* [Task objective]: Faithfully return all lines, omitting every embedded picture.

* [Provided data]:
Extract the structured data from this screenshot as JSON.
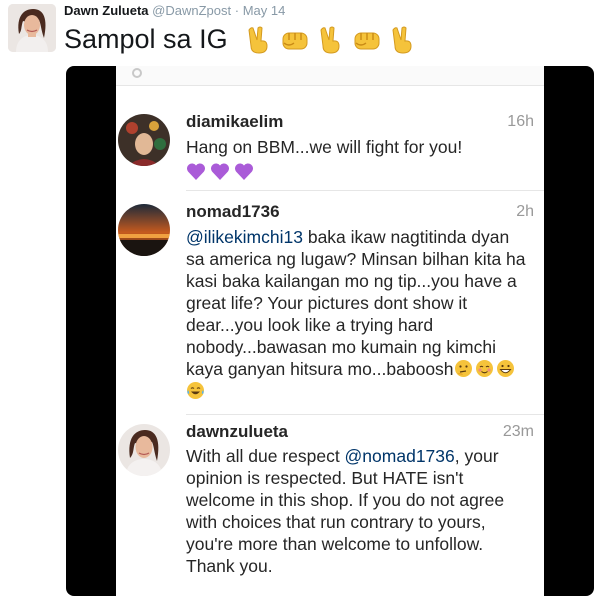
{
  "tweet": {
    "display_name": "Dawn Zulueta",
    "handle": "@DawnZpost",
    "separator": "·",
    "date": "May 14",
    "text": "Sampol sa IG",
    "emoji": [
      "victory-hand",
      "fist",
      "victory-hand",
      "fist",
      "victory-hand"
    ]
  },
  "screenshot": {
    "comments": [
      {
        "username": "diamikaelim",
        "time": "16h",
        "text": "Hang on BBM...we will fight for you!",
        "emoji": [
          "purple-heart",
          "purple-heart",
          "purple-heart"
        ]
      },
      {
        "username": "nomad1736",
        "time": "2h",
        "mention": "@ilikekimchi13",
        "text": " baka ikaw nagtitinda dyan sa america ng lugaw? Minsan bilhan kita ha kasi baka kailangan mo ng tip...you have a great life? Your pictures dont show it dear...you look like a trying hard nobody...bawasan mo kumain ng kimchi kaya ganyan hitsura mo...baboosh",
        "emoji": [
          "thinking-face",
          "blush-face",
          "grin-face",
          "tears-of-joy-face"
        ]
      },
      {
        "username": "dawnzulueta",
        "time": "23m",
        "text_before": "With all due respect ",
        "mention": "@nomad1736",
        "text_after": ", your opinion is respected. But HATE isn't welcome in this shop. If you do not agree with choices that run contrary to yours, you're more than welcome to unfollow. Thank you."
      }
    ]
  },
  "colors": {
    "name": "#14171a",
    "muted": "#8899a6",
    "mention": "#003569",
    "emoji_yellow": "#f5c33b",
    "heart_purple": "#aa5bd8"
  }
}
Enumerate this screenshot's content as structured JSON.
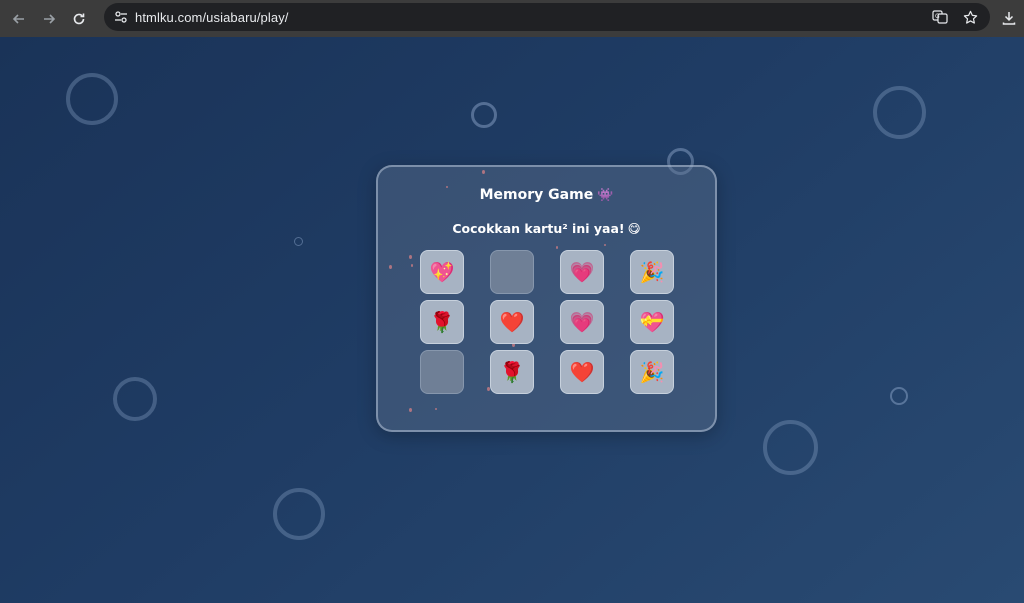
{
  "browser": {
    "url": "htmlku.com/usiabaru/play/",
    "back_icon": "back-arrow-icon",
    "forward_icon": "forward-arrow-icon",
    "reload_icon": "reload-icon",
    "site_info_icon": "tune-icon",
    "translate_icon": "translate-icon",
    "bookmark_icon": "star-icon",
    "download_icon": "download-icon"
  },
  "game": {
    "title": "Memory Game",
    "title_emoji": "👾",
    "subtitle": "Cocokkan kartu² ini yaa!",
    "subtitle_emoji": "😋",
    "cards": [
      {
        "face": "💖",
        "state": "revealed"
      },
      {
        "face": "",
        "state": "hidden"
      },
      {
        "face": "💗",
        "state": "revealed"
      },
      {
        "face": "🎉",
        "state": "revealed"
      },
      {
        "face": "🌹",
        "state": "revealed"
      },
      {
        "face": "❤️",
        "state": "revealed"
      },
      {
        "face": "💗",
        "state": "revealed"
      },
      {
        "face": "💝",
        "state": "revealed"
      },
      {
        "face": "",
        "state": "hidden"
      },
      {
        "face": "🌹",
        "state": "revealed"
      },
      {
        "face": "❤️",
        "state": "revealed"
      },
      {
        "face": "🎉",
        "state": "revealed"
      }
    ]
  },
  "colors": {
    "background": "#1f3c64",
    "card_revealed": "#a7b3c3",
    "card_hidden": "#6f7f96",
    "confetti": "#f07878"
  }
}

* [The completed task]:
Extract the structured data from this screenshot as JSON.
{
  "tweet": {
    "display_name": "Dawn Zulueta",
    "handle": "@DawnZpost",
    "separator": "·",
    "date": "May 14",
    "text": "Sampol sa IG",
    "emoji": [
      "victory-hand",
      "fist",
      "victory-hand",
      "fist",
      "victory-hand"
    ]
  },
  "screenshot": {
    "comments": [
      {
        "username": "diamikaelim",
        "time": "16h",
        "text": "Hang on BBM...we will fight for you!",
        "emoji": [
          "purple-heart",
          "purple-heart",
          "purple-heart"
        ]
      },
      {
        "username": "nomad1736",
        "time": "2h",
        "mention": "@ilikekimchi13",
        "text": " baka ikaw nagtitinda dyan sa america ng lugaw? Minsan bilhan kita ha kasi baka kailangan mo ng tip...you have a great life? Your pictures dont show it dear...you look like a trying hard nobody...bawasan mo kumain ng kimchi kaya ganyan hitsura mo...baboosh",
        "emoji": [
          "thinking-face",
          "blush-face",
          "grin-face",
          "tears-of-joy-face"
        ]
      },
      {
        "username": "dawnzulueta",
        "time": "23m",
        "text_before": "With all due respect ",
        "mention": "@nomad1736",
        "text_after": ", your opinion is respected. But HATE isn't welcome in this shop. If you do not agree with choices that run contrary to yours, you're more than welcome to unfollow. Thank you."
      }
    ]
  },
  "colors": {
    "name": "#14171a",
    "muted": "#8899a6",
    "mention": "#003569",
    "emoji_yellow": "#f5c33b",
    "heart_purple": "#aa5bd8"
  }
}
Enumerate this screenshot's content as structured JSON.
{
  "browser": {
    "url": "htmlku.com/usiabaru/play/",
    "back_icon": "back-arrow-icon",
    "forward_icon": "forward-arrow-icon",
    "reload_icon": "reload-icon",
    "site_info_icon": "tune-icon",
    "translate_icon": "translate-icon",
    "bookmark_icon": "star-icon",
    "download_icon": "download-icon"
  },
  "game": {
    "title": "Memory Game",
    "title_emoji": "👾",
    "subtitle": "Cocokkan kartu² ini yaa!",
    "subtitle_emoji": "😋",
    "cards": [
      {
        "face": "💖",
        "state": "revealed"
      },
      {
        "face": "",
        "state": "hidden"
      },
      {
        "face": "💗",
        "state": "revealed"
      },
      {
        "face": "🎉",
        "state": "revealed"
      },
      {
        "face": "🌹",
        "state": "revealed"
      },
      {
        "face": "❤️",
        "state": "revealed"
      },
      {
        "face": "💗",
        "state": "revealed"
      },
      {
        "face": "💝",
        "state": "revealed"
      },
      {
        "face": "",
        "state": "hidden"
      },
      {
        "face": "🌹",
        "state": "revealed"
      },
      {
        "face": "❤️",
        "state": "revealed"
      },
      {
        "face": "🎉",
        "state": "revealed"
      }
    ]
  },
  "colors": {
    "background": "#1f3c64",
    "card_revealed": "#a7b3c3",
    "card_hidden": "#6f7f96",
    "confetti": "#f07878"
  }
}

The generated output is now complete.